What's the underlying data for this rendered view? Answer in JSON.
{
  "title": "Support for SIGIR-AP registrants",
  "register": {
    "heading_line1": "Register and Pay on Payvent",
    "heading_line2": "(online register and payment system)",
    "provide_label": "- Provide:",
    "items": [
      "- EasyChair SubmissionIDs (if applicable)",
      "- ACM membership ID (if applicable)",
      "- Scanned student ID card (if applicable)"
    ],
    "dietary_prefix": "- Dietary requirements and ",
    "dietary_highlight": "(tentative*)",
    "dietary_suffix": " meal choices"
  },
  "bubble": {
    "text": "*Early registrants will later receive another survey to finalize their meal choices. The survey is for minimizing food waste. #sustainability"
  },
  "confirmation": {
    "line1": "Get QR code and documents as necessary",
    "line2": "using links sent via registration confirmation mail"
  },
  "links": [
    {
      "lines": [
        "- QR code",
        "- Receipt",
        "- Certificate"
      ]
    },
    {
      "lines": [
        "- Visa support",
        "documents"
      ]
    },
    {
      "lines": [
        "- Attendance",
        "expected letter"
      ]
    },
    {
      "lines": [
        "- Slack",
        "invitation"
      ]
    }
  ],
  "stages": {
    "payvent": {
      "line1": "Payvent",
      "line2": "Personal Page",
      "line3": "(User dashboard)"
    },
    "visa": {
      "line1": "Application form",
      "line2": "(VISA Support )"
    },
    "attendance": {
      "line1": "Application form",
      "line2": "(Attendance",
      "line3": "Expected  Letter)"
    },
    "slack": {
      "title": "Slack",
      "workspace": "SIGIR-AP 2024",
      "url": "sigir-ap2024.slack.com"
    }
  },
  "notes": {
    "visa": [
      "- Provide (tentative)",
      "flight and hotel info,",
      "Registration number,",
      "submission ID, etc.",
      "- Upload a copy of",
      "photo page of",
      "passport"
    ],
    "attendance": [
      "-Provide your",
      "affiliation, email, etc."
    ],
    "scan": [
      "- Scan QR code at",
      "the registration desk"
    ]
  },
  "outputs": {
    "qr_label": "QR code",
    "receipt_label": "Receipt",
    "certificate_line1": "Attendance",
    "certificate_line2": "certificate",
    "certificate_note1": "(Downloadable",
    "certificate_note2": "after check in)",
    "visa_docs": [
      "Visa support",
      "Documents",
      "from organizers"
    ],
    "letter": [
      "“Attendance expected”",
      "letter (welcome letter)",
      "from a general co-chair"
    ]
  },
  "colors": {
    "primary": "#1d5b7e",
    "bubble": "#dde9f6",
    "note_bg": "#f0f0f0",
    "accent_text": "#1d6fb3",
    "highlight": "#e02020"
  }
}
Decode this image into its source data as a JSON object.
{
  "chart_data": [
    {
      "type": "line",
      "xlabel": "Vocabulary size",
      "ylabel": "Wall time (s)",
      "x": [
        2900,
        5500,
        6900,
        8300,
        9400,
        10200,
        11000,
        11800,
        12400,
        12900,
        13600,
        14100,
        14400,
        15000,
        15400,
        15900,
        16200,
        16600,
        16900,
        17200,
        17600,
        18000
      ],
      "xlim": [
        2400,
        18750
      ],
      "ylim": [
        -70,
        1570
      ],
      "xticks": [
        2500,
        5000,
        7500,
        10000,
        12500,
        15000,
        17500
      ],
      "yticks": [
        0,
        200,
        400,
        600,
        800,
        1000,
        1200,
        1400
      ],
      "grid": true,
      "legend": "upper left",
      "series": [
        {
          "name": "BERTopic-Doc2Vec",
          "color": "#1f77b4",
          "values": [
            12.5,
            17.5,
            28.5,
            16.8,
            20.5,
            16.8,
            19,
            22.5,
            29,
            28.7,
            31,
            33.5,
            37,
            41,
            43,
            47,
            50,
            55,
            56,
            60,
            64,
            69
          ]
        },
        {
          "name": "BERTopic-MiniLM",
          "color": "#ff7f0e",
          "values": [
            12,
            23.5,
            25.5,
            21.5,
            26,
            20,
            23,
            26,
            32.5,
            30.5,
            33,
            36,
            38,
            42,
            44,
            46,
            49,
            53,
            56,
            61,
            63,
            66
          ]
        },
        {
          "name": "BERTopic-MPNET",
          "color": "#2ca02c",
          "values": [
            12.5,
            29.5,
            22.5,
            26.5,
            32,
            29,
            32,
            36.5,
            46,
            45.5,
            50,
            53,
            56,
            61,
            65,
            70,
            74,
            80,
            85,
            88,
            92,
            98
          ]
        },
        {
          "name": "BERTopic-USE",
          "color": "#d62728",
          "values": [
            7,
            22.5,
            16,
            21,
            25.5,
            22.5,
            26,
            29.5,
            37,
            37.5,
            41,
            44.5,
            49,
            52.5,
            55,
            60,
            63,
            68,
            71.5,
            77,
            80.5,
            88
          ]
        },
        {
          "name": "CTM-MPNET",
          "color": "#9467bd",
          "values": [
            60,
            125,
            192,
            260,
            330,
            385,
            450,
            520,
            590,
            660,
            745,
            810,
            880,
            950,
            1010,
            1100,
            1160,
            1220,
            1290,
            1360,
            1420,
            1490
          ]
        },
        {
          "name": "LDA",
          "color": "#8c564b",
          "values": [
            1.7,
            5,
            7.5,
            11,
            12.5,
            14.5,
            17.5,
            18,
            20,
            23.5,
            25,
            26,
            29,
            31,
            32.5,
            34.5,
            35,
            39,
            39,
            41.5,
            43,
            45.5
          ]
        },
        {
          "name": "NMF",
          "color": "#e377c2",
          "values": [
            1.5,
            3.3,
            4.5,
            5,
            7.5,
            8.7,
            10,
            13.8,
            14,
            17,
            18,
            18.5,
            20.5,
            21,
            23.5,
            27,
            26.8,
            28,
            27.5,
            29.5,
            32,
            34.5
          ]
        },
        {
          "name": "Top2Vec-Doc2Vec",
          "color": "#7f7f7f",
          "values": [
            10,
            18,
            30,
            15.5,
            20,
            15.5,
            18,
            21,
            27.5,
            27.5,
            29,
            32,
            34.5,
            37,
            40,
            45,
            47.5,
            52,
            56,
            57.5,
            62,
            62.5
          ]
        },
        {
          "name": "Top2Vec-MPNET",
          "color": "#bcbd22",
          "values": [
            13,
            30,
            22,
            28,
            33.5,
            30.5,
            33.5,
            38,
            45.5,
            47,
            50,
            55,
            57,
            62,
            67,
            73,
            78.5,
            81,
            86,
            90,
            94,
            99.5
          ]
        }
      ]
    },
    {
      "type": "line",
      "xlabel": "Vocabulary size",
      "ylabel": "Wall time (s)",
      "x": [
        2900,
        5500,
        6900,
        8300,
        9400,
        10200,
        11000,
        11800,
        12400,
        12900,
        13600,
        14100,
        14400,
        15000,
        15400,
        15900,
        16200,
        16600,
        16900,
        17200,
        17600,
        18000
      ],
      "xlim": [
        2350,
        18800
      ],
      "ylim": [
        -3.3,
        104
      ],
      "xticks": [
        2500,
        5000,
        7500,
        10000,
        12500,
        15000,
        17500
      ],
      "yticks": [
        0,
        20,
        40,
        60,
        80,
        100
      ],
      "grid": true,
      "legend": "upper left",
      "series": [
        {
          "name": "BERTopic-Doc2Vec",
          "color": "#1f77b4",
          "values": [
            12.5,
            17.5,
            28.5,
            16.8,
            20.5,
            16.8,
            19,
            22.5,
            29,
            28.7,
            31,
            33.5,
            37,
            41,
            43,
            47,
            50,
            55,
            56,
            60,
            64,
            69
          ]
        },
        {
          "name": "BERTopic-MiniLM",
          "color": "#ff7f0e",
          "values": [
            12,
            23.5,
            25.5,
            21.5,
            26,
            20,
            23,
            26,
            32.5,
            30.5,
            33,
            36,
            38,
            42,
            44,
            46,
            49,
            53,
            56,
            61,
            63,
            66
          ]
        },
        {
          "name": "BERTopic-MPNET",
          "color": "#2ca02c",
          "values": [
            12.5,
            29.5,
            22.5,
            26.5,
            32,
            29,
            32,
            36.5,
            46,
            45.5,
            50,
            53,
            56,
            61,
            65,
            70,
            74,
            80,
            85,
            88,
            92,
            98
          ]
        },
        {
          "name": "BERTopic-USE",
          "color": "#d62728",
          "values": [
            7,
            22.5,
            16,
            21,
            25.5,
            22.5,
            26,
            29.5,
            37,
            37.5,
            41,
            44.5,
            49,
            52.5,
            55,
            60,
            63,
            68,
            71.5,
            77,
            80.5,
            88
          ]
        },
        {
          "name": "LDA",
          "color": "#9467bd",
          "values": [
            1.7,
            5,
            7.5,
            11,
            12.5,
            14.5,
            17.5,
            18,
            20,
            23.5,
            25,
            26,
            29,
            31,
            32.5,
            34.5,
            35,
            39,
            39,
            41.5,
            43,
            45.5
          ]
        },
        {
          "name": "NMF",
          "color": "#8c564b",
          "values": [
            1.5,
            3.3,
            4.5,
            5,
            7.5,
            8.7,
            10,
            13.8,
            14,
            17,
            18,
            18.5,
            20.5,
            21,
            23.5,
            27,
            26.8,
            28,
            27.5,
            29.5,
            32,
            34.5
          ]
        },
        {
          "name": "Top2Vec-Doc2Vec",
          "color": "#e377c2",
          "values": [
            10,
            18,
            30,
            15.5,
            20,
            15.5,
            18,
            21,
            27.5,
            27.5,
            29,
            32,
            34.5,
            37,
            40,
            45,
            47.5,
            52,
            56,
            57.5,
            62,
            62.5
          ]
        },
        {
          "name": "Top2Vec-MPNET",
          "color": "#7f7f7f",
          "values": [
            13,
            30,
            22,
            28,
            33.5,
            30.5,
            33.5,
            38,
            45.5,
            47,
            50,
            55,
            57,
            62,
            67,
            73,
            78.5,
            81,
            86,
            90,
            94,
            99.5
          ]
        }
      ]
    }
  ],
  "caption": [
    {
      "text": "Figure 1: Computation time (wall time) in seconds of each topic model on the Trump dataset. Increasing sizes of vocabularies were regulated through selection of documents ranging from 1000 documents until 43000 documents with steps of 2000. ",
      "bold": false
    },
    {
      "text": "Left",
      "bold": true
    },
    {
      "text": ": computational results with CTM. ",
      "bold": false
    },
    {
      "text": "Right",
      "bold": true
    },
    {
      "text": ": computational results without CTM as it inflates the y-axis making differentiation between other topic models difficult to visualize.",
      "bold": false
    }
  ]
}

◆ ◆ ◆

List the lines that contain the word "tentative".

    "dietary_highlight": "(tentative*)",
      "- Provide (tentative)",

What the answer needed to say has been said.